→ **To do**:
Every entry needs to be printed exactly, please.

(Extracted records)
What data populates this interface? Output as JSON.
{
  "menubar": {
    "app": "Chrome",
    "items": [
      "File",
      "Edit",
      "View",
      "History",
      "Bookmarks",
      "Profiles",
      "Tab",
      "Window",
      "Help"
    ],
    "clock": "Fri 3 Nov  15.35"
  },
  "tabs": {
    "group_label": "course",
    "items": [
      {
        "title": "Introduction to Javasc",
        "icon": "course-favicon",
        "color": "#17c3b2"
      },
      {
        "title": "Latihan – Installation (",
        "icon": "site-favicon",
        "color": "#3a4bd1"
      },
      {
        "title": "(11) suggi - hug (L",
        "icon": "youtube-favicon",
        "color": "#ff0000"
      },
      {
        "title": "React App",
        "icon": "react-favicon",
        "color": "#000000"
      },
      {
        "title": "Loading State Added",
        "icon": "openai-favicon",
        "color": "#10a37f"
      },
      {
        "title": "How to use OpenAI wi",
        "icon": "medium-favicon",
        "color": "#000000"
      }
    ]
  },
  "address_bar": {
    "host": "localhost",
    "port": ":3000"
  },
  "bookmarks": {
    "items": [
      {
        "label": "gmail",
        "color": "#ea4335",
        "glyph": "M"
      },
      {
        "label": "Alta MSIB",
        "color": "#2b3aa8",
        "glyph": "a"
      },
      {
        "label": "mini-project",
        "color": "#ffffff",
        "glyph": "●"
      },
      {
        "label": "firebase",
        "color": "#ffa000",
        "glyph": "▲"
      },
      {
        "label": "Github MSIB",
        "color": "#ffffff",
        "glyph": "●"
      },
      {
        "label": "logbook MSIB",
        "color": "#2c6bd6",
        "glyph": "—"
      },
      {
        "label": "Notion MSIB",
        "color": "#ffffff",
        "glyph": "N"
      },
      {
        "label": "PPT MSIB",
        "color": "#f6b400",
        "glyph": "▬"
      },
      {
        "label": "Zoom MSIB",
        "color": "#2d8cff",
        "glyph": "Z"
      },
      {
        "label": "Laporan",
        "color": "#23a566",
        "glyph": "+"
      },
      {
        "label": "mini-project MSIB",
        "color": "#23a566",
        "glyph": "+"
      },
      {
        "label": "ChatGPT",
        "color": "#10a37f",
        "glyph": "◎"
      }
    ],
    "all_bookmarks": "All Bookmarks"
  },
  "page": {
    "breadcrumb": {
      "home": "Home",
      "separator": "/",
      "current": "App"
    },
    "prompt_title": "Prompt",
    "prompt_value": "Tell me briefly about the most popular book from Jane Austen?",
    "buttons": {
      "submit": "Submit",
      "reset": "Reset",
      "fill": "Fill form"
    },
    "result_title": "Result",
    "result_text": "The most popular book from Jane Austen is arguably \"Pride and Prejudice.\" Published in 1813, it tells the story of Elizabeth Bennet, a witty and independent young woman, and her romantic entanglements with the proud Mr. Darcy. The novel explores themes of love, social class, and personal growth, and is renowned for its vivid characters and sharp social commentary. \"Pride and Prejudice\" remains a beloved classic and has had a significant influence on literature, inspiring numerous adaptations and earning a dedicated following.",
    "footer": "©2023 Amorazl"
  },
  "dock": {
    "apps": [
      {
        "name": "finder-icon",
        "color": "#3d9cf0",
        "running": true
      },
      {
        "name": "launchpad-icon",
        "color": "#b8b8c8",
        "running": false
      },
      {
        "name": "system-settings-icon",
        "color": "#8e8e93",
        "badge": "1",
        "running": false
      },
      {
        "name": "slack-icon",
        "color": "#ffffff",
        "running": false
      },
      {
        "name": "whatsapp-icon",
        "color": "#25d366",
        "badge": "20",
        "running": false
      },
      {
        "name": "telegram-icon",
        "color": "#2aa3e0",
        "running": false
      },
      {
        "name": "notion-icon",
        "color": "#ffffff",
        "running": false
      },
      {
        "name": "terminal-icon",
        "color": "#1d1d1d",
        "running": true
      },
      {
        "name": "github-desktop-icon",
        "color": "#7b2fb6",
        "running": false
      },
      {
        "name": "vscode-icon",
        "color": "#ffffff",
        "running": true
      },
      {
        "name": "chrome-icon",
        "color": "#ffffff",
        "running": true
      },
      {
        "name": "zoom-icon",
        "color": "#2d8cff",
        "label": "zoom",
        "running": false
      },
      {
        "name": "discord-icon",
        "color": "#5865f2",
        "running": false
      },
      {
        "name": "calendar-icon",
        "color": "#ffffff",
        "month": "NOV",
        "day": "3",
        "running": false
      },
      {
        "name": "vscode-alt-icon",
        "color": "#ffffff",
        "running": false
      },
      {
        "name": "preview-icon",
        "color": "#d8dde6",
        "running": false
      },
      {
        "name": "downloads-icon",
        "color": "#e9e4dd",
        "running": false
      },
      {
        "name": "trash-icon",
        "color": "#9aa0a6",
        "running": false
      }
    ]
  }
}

→ **Final result**:
What data populates this interface? Output as JSON.
{
  "menubar": {
    "app": "Chrome",
    "items": [
      "File",
      "Edit",
      "View",
      "History",
      "Bookmarks",
      "Profiles",
      "Tab",
      "Window",
      "Help"
    ],
    "clock": "Fri 3 Nov  15.35"
  },
  "tabs": {
    "group_label": "course",
    "items": [
      {
        "title": "Introduction to Javasc",
        "icon": "course-favicon",
        "color": "#17c3b2"
      },
      {
        "title": "Latihan – Installation (",
        "icon": "site-favicon",
        "color": "#3a4bd1"
      },
      {
        "title": "(11) suggi - hug (L",
        "icon": "youtube-favicon",
        "color": "#ff0000"
      },
      {
        "title": "React App",
        "icon": "react-favicon",
        "color": "#000000"
      },
      {
        "title": "Loading State Added",
        "icon": "openai-favicon",
        "color": "#10a37f"
      },
      {
        "title": "How to use OpenAI wi",
        "icon": "medium-favicon",
        "color": "#000000"
      }
    ]
  },
  "address_bar": {
    "host": "localhost",
    "port": ":3000"
  },
  "bookmarks": {
    "items": [
      {
        "label": "gmail",
        "color": "#ea4335",
        "glyph": "M"
      },
      {
        "label": "Alta MSIB",
        "color": "#2b3aa8",
        "glyph": "a"
      },
      {
        "label": "mini-project",
        "color": "#ffffff",
        "glyph": "●"
      },
      {
        "label": "firebase",
        "color": "#ffa000",
        "glyph": "▲"
      },
      {
        "label": "Github MSIB",
        "color": "#ffffff",
        "glyph": "●"
      },
      {
        "label": "logbook MSIB",
        "color": "#2c6bd6",
        "glyph": "—"
      },
      {
        "label": "Notion MSIB",
        "color": "#ffffff",
        "glyph": "N"
      },
      {
        "label": "PPT MSIB",
        "color": "#f6b400",
        "glyph": "▬"
      },
      {
        "label": "Zoom MSIB",
        "color": "#2d8cff",
        "glyph": "Z"
      },
      {
        "label": "Laporan",
        "color": "#23a566",
        "glyph": "+"
      },
      {
        "label": "mini-project MSIB",
        "color": "#23a566",
        "glyph": "+"
      },
      {
        "label": "ChatGPT",
        "color": "#10a37f",
        "glyph": "◎"
      }
    ],
    "all_bookmarks": "All Bookmarks"
  },
  "page": {
    "breadcrumb": {
      "home": "Home",
      "separator": "/",
      "current": "App"
    },
    "prompt_title": "Prompt",
    "prompt_value": "Tell me briefly about the most popular book from Jane Austen?",
    "buttons": {
      "submit": "Submit",
      "reset": "Reset",
      "fill": "Fill form"
    },
    "result_title": "Result",
    "result_text": "The most popular book from Jane Austen is arguably \"Pride and Prejudice.\" Published in 1813, it tells the story of Elizabeth Bennet, a witty and independent young woman, and her romantic entanglements with the proud Mr. Darcy. The novel explores themes of love, social class, and personal growth, and is renowned for its vivid characters and sharp social commentary. \"Pride and Prejudice\" remains a beloved classic and has had a significant influence on literature, inspiring numerous adaptations and earning a dedicated following.",
    "footer": "©2023 Amorazl"
  },
  "dock": {
    "apps": [
      {
        "name": "finder-icon",
        "color": "#3d9cf0",
        "running": true
      },
      {
        "name": "launchpad-icon",
        "color": "#b8b8c8",
        "running": false
      },
      {
        "name": "system-settings-icon",
        "color": "#8e8e93",
        "badge": "1",
        "running": false
      },
      {
        "name": "slack-icon",
        "color": "#ffffff",
        "running": false
      },
      {
        "name": "whatsapp-icon",
        "color": "#25d366",
        "badge": "20",
        "running": false
      },
      {
        "name": "telegram-icon",
        "color": "#2aa3e0",
        "running": false
      },
      {
        "name": "notion-icon",
        "color": "#ffffff",
        "running": false
      },
      {
        "name": "terminal-icon",
        "color": "#1d1d1d",
        "running": true
      },
      {
        "name": "github-desktop-icon",
        "color": "#7b2fb6",
        "running": false
      },
      {
        "name": "vscode-icon",
        "color": "#ffffff",
        "running": true
      },
      {
        "name": "chrome-icon",
        "color": "#ffffff",
        "running": true
      },
      {
        "name": "zoom-icon",
        "color": "#2d8cff",
        "label": "zoom",
        "running": false
      },
      {
        "name": "discord-icon",
        "color": "#5865f2",
        "running": false
      },
      {
        "name": "calendar-icon",
        "color": "#ffffff",
        "month": "NOV",
        "day": "3",
        "running": false
      },
      {
        "name": "vscode-alt-icon",
        "color": "#ffffff",
        "running": false
      },
      {
        "name": "preview-icon",
        "color": "#d8dde6",
        "running": false
      },
      {
        "name": "downloads-icon",
        "color": "#e9e4dd",
        "running": false
      },
      {
        "name": "trash-icon",
        "color": "#9aa0a6",
        "running": false
      }
    ]
  }
}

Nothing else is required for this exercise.